*STORED RECORDS*.
<<<<

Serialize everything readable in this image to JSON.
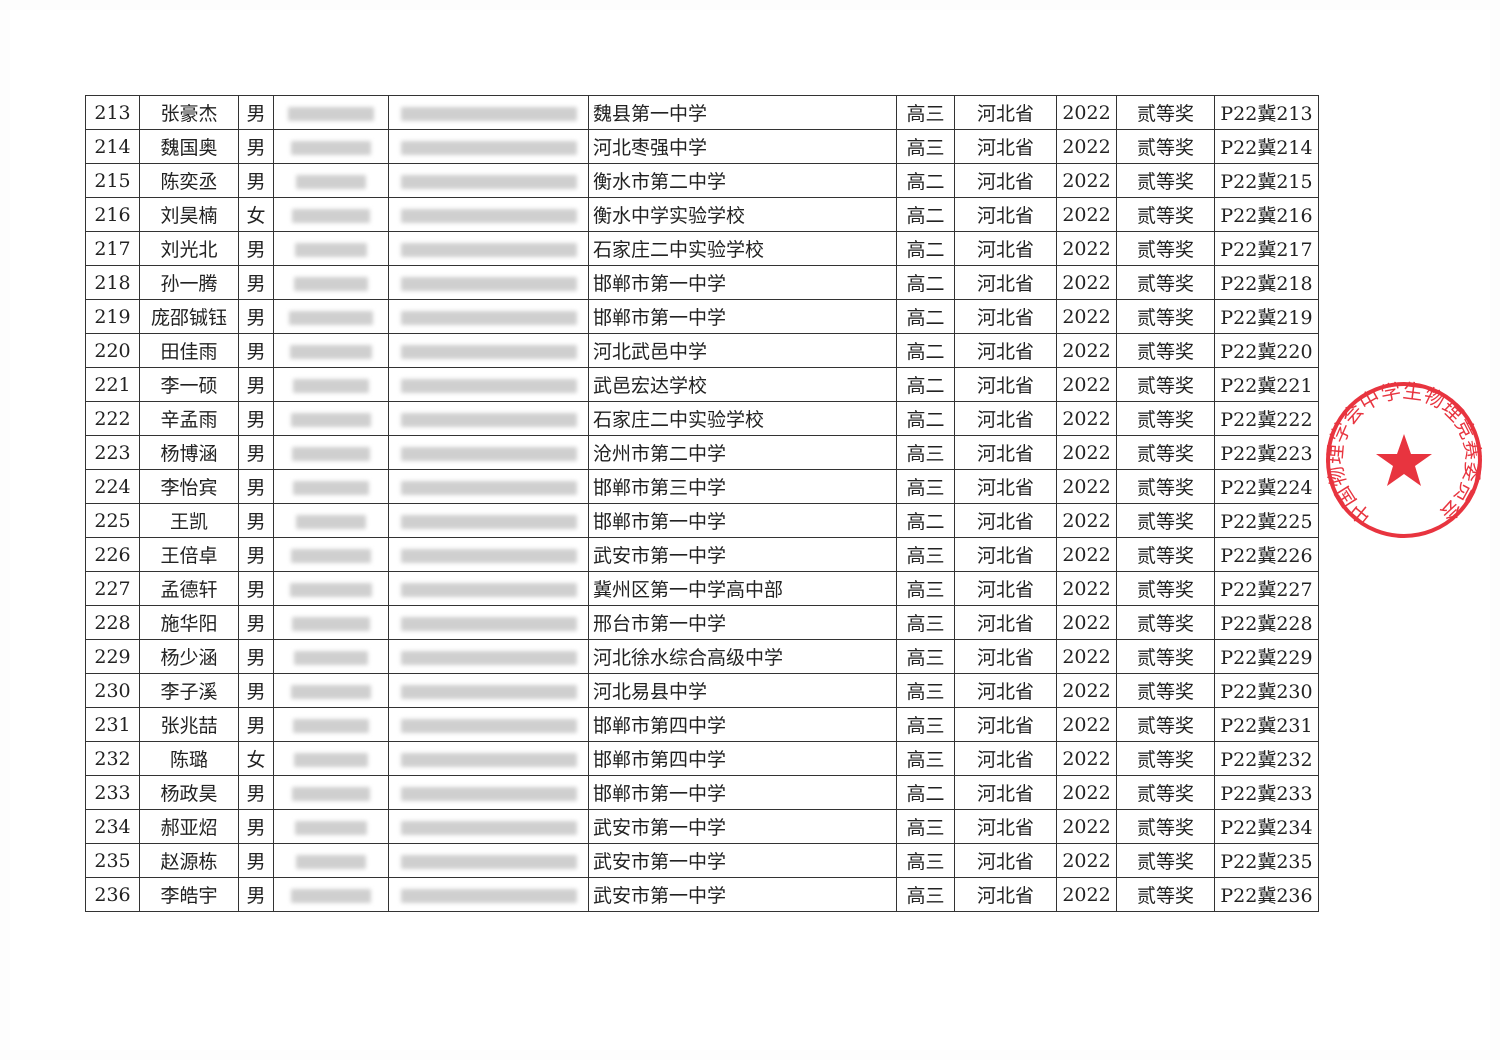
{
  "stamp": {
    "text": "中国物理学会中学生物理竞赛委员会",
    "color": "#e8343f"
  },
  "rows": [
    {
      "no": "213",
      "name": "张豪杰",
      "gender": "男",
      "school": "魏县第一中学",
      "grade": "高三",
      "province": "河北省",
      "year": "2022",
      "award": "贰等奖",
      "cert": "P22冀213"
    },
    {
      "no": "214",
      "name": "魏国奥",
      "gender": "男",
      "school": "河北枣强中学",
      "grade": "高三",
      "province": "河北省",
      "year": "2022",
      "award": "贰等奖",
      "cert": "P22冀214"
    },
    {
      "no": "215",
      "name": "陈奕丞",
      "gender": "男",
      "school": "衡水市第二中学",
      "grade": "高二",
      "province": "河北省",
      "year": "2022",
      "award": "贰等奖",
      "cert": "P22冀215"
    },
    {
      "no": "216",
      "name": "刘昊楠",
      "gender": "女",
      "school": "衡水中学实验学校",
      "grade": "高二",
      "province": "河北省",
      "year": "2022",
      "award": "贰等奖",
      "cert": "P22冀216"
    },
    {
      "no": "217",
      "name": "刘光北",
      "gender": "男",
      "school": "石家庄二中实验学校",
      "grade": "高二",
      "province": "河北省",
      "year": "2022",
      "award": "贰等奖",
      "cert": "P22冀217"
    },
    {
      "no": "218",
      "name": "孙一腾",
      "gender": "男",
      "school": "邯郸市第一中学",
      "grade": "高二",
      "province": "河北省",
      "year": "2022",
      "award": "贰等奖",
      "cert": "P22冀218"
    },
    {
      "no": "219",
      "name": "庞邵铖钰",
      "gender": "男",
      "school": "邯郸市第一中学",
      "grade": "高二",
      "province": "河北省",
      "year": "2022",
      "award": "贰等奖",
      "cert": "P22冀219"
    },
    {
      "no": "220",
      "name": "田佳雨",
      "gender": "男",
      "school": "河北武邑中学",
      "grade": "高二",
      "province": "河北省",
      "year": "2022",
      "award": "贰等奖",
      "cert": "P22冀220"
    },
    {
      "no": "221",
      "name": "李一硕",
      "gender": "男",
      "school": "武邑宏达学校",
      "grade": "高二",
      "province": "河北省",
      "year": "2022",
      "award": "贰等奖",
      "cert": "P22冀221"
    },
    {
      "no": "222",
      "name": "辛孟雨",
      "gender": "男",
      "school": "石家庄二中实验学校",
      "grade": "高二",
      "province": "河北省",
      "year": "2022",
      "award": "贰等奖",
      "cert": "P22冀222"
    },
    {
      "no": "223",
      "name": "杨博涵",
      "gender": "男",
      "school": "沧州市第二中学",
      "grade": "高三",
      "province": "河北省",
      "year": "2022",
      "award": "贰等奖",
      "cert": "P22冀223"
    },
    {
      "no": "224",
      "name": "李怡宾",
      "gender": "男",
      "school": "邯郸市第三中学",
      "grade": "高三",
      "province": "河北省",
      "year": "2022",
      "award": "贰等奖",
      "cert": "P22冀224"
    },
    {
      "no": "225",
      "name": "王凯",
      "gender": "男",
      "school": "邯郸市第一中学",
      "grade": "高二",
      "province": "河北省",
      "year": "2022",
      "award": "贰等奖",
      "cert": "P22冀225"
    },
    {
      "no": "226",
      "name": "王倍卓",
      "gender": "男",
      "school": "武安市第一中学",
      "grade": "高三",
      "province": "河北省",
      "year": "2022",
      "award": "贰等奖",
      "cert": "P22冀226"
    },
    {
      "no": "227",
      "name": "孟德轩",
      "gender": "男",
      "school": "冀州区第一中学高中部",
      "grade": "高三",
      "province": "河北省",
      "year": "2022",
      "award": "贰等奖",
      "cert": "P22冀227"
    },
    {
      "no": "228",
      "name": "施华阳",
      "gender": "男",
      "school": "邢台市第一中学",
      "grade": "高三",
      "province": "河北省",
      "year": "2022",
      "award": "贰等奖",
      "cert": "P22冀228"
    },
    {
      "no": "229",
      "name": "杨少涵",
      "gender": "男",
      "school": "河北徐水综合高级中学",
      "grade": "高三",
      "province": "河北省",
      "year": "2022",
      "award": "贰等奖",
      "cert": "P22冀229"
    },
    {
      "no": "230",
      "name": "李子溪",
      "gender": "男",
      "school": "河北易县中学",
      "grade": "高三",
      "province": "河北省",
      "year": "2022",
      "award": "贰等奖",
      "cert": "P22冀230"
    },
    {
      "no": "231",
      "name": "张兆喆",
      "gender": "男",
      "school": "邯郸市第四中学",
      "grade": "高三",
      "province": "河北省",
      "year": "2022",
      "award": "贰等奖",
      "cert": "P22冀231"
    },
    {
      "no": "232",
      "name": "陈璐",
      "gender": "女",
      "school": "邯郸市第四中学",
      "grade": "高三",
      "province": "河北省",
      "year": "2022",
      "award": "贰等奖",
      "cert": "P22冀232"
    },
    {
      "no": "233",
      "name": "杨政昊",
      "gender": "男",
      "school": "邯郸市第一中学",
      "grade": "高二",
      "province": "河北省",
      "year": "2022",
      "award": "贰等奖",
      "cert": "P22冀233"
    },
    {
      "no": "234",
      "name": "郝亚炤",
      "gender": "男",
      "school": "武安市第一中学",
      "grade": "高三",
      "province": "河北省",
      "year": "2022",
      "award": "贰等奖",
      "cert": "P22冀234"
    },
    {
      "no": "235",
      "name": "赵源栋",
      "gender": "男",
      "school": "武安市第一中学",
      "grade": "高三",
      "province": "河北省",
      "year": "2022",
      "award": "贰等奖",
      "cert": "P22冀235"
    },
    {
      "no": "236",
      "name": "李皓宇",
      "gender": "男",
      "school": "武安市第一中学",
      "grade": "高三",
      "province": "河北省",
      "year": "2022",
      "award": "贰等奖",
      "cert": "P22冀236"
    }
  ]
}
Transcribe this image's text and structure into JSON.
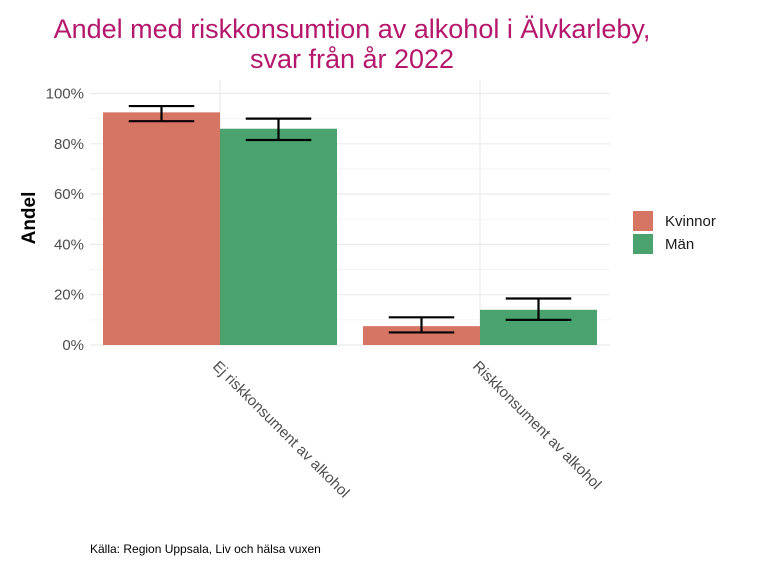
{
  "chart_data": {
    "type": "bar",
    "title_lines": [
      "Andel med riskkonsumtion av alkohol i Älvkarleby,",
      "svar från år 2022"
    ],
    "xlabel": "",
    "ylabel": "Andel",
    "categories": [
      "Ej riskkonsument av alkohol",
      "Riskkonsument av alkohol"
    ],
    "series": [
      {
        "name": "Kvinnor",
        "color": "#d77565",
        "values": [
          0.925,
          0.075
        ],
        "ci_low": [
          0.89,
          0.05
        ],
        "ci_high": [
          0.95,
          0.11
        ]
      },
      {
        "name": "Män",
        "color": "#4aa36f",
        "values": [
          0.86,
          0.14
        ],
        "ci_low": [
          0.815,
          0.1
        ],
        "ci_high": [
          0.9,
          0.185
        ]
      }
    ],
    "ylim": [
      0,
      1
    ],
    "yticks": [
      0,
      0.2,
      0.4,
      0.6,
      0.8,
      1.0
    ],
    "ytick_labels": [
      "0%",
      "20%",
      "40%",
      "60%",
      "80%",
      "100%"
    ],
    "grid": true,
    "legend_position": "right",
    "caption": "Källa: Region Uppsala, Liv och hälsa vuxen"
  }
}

>>>>

*WHAT YOU SHOULD DO*. Report only a number: how many lines in the material above contain the string "JSON".

*TASK ANSWER*. 2